:: SUPPLIED ENTRIES ::
☆ ☆ ☆
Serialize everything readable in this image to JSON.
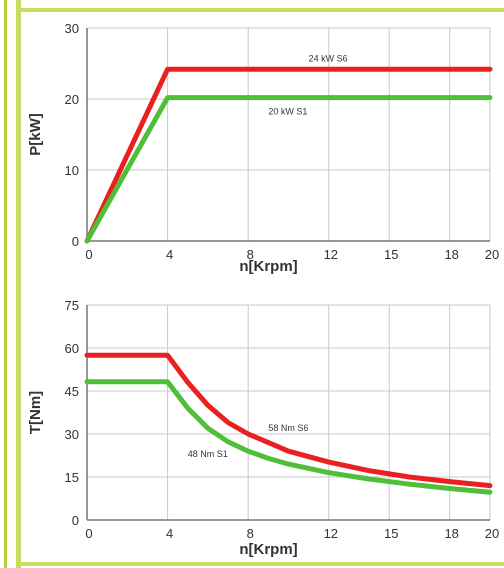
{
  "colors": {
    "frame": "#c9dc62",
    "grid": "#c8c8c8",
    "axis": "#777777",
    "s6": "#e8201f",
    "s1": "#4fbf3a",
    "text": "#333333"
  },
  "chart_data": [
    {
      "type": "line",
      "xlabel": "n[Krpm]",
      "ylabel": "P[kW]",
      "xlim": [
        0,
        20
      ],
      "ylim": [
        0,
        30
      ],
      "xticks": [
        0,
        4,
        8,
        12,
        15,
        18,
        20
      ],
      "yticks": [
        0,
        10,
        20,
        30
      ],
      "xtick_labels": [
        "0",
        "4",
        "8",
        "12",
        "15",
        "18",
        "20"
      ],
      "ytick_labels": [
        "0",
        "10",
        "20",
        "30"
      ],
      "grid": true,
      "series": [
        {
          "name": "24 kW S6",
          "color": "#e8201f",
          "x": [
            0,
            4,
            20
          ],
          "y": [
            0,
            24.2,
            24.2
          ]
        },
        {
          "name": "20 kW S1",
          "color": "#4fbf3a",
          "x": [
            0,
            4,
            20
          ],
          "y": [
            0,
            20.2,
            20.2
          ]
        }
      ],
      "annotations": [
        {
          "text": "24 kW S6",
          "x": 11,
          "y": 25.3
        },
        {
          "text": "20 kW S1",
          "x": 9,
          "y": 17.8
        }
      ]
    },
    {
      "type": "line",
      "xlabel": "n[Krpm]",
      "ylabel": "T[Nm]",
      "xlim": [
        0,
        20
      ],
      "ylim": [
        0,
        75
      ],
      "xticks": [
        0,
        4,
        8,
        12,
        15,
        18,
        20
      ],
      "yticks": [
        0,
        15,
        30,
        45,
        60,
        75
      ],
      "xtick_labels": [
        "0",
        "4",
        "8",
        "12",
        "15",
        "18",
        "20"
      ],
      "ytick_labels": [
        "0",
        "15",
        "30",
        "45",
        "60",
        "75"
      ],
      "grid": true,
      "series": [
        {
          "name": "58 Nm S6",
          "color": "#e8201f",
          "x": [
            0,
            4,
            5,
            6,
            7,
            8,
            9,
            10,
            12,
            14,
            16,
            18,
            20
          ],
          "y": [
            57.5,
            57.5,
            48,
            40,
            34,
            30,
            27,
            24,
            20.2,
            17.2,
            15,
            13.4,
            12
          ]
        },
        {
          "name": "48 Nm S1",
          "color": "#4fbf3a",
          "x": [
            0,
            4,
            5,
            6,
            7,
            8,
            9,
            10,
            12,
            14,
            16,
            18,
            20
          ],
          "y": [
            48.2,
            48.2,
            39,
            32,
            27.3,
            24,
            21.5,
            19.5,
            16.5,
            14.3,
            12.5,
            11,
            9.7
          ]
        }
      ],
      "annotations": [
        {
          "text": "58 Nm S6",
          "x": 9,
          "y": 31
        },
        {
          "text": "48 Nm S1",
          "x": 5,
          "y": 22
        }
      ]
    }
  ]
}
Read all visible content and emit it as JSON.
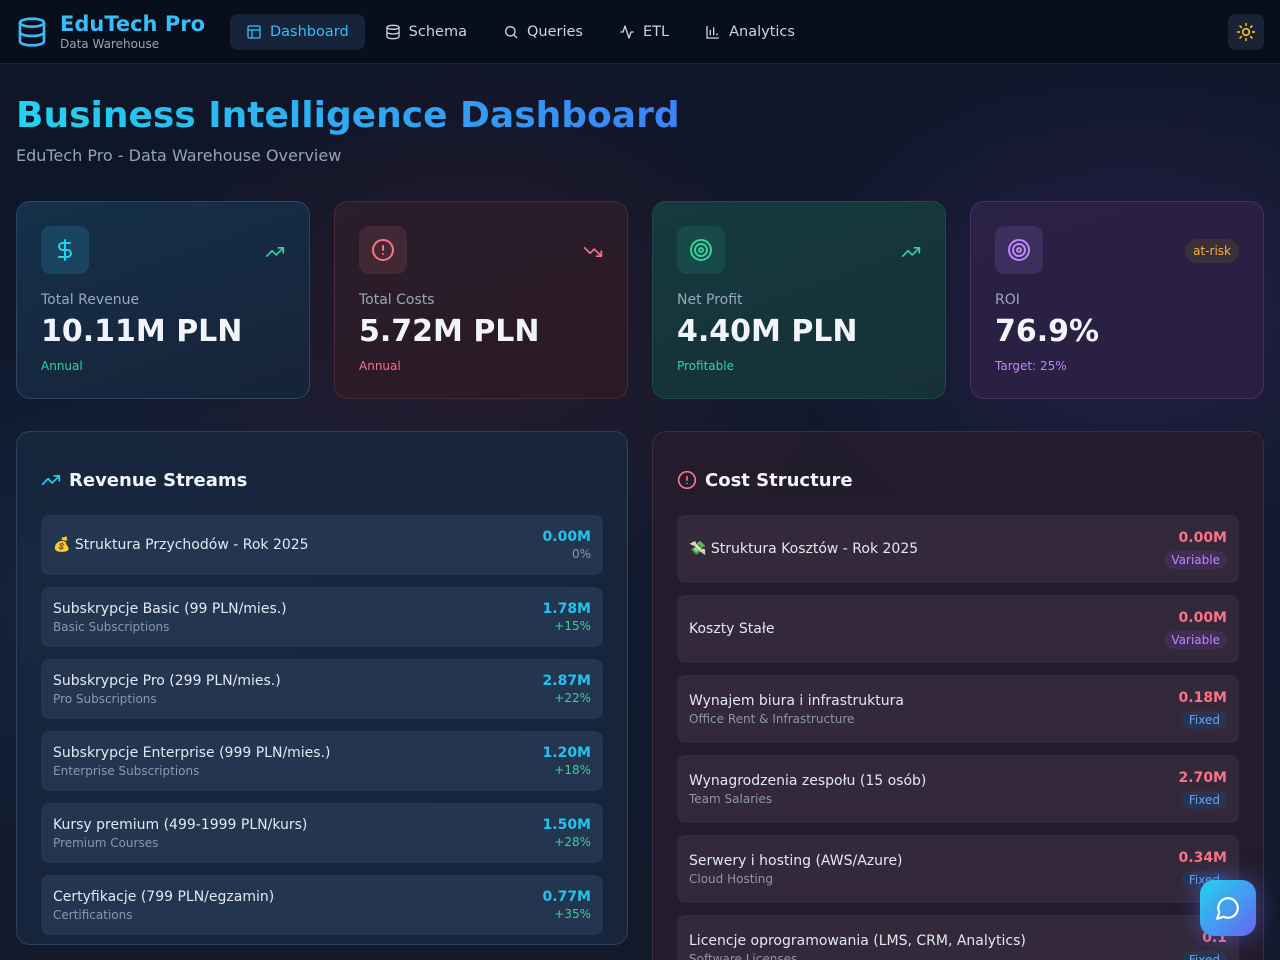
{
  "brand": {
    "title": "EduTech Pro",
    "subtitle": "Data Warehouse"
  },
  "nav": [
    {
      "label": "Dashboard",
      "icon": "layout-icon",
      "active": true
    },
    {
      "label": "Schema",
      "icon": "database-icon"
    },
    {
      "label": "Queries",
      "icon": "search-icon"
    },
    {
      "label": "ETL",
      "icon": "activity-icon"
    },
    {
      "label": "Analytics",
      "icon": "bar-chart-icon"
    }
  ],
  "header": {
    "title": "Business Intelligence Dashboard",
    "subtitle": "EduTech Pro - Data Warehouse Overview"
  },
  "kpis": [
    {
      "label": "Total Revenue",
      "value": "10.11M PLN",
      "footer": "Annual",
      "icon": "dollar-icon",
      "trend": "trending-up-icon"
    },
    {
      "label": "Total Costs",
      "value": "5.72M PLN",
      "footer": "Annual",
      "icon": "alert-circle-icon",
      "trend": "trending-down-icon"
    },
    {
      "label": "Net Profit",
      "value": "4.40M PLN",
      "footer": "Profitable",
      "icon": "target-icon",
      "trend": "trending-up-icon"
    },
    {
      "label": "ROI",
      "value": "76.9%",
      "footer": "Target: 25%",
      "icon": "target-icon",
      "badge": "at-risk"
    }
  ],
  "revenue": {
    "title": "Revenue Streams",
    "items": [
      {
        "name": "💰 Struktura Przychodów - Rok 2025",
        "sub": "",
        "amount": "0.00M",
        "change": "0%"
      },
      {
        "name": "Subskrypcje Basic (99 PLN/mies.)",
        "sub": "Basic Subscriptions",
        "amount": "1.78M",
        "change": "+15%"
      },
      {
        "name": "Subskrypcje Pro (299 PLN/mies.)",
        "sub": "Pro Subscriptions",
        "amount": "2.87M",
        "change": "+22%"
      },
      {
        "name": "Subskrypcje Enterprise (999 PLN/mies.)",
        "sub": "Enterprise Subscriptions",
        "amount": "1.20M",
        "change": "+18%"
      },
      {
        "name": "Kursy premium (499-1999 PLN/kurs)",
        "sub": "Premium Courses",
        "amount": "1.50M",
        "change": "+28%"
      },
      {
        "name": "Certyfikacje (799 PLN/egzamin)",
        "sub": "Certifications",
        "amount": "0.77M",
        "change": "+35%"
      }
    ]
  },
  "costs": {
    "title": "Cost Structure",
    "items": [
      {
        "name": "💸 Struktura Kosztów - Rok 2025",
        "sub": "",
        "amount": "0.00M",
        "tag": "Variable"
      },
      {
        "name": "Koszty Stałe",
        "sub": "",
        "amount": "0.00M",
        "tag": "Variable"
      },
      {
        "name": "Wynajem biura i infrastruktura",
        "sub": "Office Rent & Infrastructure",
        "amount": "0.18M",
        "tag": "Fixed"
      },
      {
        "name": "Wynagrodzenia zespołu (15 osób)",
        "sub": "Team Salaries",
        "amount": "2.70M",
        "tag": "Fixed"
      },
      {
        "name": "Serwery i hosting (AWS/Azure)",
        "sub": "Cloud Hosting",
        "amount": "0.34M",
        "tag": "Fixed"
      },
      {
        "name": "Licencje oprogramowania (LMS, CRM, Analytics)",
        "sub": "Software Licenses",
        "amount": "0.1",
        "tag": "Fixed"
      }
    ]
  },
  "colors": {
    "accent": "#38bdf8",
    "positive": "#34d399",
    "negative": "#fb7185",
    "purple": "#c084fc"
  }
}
☆ ☆ ☆
:: EXERCISE ::
Where does the word "Subskrypcje" appear in the listing? List each line that holds it.

:: REPLY ::
        "name": "Subskrypcje Basic (99 PLN/mies.)",
        "name": "Subskrypcje Pro (299 PLN/mies.)",
        "name": "Subskrypcje Enterprise (999 PLN/mies.)",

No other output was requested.